Text shown ▸
○ ○ ○ ○ ○

Haberkern makes much of Serge’s links with the Bonnot gang of bank robbers. Again there is nothing new here. Serge deals with the situation in his Memoirs, and Richard Parry’s excellent book The Bonnot Gang14 explores all the main issues. The affair has always been a convenient stick to beat Serge with – when Serge was released from Stalin’s Russia in 1936 the French Communist Party (PCF) press used it to try and discredit him. (Of course, as is well-known, the Bolsheviks also organised bank robberies; doubtless Haberkern has documentation to show that they always handed leaflets to cashiers rather than pointing guns at them.)

○ ○ ○ ○ ○

Extracted records ▸

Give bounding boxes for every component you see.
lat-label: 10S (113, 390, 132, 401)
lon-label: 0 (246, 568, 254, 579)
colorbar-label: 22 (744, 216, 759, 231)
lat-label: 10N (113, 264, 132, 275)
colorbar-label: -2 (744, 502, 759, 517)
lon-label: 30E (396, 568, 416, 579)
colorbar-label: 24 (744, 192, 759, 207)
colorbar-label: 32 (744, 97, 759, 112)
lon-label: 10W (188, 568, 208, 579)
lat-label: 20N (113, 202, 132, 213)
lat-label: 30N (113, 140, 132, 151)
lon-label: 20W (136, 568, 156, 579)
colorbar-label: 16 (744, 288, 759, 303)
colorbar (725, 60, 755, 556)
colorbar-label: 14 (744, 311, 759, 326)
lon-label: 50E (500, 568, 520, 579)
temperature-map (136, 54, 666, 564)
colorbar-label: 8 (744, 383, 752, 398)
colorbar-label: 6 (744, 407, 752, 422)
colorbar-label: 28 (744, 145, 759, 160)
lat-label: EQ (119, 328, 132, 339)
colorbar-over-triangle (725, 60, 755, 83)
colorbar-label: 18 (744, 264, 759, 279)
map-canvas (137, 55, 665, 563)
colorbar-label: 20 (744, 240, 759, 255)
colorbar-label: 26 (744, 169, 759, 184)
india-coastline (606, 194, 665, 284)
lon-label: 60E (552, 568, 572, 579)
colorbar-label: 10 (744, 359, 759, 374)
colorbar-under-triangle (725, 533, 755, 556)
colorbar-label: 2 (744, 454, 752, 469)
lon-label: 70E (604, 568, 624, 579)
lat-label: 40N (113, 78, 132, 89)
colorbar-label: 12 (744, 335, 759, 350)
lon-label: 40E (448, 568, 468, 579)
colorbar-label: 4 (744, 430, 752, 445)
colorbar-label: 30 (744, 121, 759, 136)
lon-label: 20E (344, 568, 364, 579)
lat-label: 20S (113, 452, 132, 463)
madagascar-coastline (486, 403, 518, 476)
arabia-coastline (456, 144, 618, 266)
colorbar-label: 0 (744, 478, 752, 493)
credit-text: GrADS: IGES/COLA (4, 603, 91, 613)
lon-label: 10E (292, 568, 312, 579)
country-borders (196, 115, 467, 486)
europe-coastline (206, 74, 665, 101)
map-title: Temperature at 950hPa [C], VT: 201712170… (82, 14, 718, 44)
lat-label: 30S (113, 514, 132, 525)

○ ○ ○ ○ ○

Pull out the paragraph above on Serge's links with the Bonnot gang and reproduce all of it word for word, with no changes.

Haberkern makes much of Serge’s links with the Bonnot gang of bank robbers. Again there is nothing new here. Serge deals with the situation in his Memoirs, and Richard Parry’s excellent book The Bonnot Gang14 explores all the main issues. The affair has always been a convenient stick to beat Serge with – when Serge was released from Stalin’s Russia in 1936 the French Communist Party (PCF) press used it to try and discredit him. (Of course, as is well-known, the Bolsheviks also organised bank robberies; doubtless Haberkern has documentation to show that they always handed leaflets to cashiers rather than pointing guns at them.)